▶ [Text provided]:

________

Sunday, 31 July 2022

Recovering from a Failure / SMART ERROR RAID 1 situation

The situation

You have an DL380 or similar. Your first disk has failed.  Your second disk is in SMART ERROR.

What next?

The hardware

You will need:
  • a USB adapter for mounting your disk on Windows
  • the failed disks

The software

You will need
  • Windows 10/11
  • Windows Subsystem for Linux installed

The process

  1. Attach the disk to USB via the adapter
    • If the disk is Windows-compatible, you can use freeware disk recovery tools to go from here.  Do not follow the following steps.
    • If the disk is Linux-compatible, proceed to the next step
  2. Start Disk Manager to ensure that you are able to see the disk partition
  3. Start an elevated PowerShell prompt
  4. Type:
    • wmic diskdrive list brief
  5. Note the drive that you want to mount
  6. Type (e.g.)
    •  wsl --mount \\.\PHYSICALDRIVE2
  7. If you receive an error:
    • The disk \\.\PHYSICALDRIVE2 was attached from WSL2, but failed to mount (error code: -22). For more details, run 'dmesg' inside WSL2.

________

▶ [Records provided]:
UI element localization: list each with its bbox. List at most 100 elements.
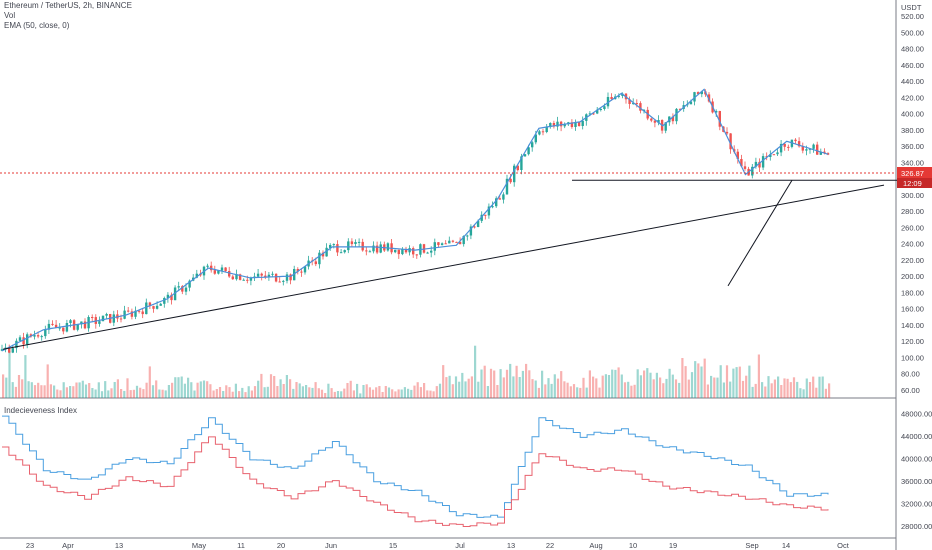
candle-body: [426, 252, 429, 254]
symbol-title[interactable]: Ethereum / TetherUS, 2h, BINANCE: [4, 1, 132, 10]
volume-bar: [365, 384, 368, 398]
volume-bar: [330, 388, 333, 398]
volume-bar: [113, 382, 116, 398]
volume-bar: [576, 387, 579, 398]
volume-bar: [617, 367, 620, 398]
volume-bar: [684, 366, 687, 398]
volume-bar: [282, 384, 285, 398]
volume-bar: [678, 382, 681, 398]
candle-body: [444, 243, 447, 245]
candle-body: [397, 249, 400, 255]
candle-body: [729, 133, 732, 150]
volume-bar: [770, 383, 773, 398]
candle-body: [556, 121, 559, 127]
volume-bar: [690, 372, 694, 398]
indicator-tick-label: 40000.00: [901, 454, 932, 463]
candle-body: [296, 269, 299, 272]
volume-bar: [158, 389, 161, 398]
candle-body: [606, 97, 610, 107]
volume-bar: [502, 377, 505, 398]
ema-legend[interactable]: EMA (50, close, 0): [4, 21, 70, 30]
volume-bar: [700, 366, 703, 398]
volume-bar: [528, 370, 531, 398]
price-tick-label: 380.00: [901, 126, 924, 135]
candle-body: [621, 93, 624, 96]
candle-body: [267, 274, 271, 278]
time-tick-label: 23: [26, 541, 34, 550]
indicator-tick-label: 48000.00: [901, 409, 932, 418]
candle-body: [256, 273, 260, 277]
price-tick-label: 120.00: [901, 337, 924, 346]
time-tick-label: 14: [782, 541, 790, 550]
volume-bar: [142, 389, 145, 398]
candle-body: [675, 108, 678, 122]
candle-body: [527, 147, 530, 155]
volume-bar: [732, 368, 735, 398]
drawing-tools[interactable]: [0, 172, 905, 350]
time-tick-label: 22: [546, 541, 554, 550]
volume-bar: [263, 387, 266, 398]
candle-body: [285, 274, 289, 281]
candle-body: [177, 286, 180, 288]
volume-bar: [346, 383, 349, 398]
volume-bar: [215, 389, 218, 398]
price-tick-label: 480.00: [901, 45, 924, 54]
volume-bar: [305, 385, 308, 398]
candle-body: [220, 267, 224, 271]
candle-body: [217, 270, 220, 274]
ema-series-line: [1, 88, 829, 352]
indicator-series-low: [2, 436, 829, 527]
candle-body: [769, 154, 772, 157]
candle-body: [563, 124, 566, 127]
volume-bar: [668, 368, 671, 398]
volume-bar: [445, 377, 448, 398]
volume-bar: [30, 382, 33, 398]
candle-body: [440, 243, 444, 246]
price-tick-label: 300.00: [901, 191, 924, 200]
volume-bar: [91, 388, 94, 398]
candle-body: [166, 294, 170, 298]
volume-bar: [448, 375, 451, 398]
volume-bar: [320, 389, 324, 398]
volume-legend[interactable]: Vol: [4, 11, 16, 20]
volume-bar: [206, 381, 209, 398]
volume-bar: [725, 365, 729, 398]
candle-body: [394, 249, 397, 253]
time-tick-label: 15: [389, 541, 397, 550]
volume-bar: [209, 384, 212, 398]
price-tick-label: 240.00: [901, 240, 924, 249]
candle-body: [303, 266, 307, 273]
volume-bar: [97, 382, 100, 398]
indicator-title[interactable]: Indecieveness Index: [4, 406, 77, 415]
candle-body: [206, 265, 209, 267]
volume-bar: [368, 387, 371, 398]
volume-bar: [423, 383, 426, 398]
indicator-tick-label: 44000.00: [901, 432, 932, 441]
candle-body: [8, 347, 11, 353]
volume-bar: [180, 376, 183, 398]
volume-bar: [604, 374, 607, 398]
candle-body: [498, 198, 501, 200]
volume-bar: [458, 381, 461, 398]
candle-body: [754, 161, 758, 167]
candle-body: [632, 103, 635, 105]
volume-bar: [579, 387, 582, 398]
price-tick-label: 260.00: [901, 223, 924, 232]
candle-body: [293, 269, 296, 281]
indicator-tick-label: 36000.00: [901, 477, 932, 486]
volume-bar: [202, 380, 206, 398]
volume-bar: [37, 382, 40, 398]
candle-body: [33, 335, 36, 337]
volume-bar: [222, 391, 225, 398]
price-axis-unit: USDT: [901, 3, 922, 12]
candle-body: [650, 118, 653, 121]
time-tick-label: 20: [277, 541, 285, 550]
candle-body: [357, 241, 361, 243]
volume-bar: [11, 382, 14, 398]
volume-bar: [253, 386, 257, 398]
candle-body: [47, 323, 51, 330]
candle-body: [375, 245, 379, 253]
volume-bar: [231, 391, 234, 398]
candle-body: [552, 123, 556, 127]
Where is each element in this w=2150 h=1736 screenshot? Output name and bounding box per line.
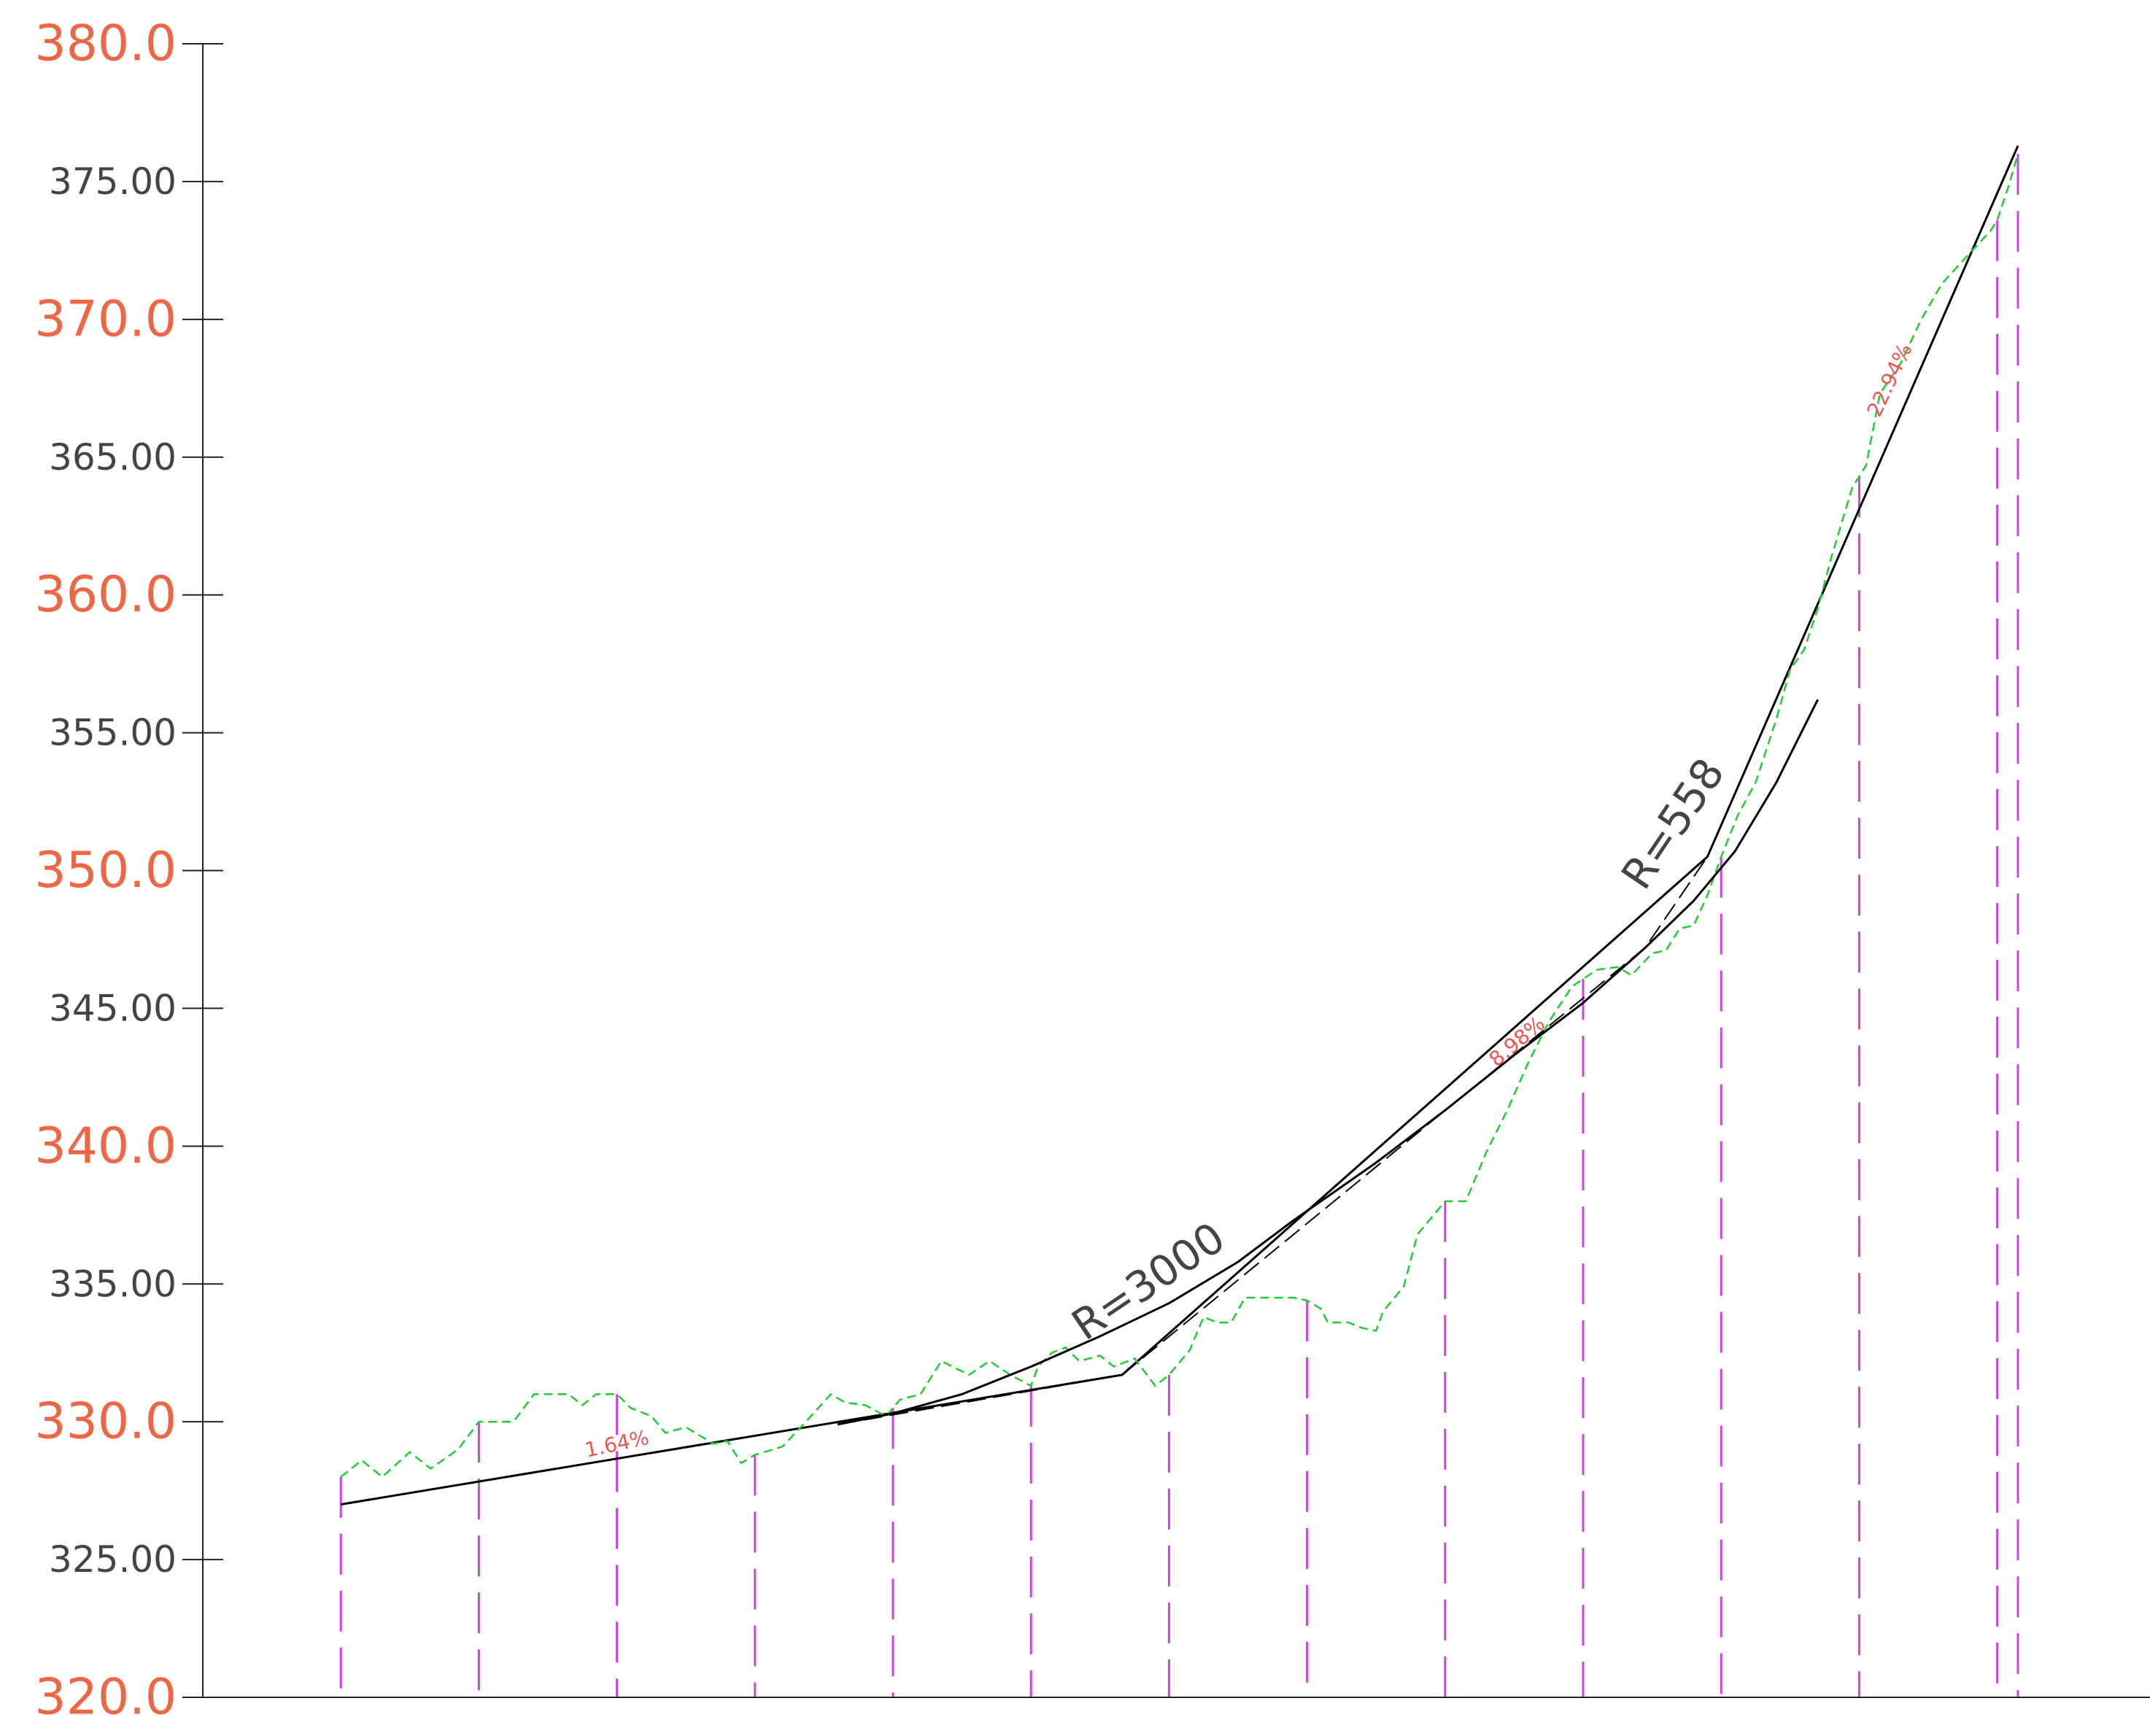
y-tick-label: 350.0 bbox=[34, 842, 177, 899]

________

▶ [Exercise requirements]:
• a. Answer these questions about the recovery guide, one answer per line, marked the same way:
(i) Which versions of Windows does the guide list as needed?
(ii) What command does step 4 say to type?
(iii) What error code appears in the mount error message?
• b. Update the recovery guide from "Sunday, 31 July" through "in SMART ERROR.", and replace "DL380" with "ML350".

▶ [Solutions for each task]:
• a.
(i) Windows 10/11
(ii) wmic diskdrive list brief
(iii) -22

• b.
Sunday, 31 July 2022

Recovering from a Failure / SMART ERROR RAID 1 situation

The situation

You have an ML350 or similar. Your first disk has failed.  Your second disk is in SMART ERROR.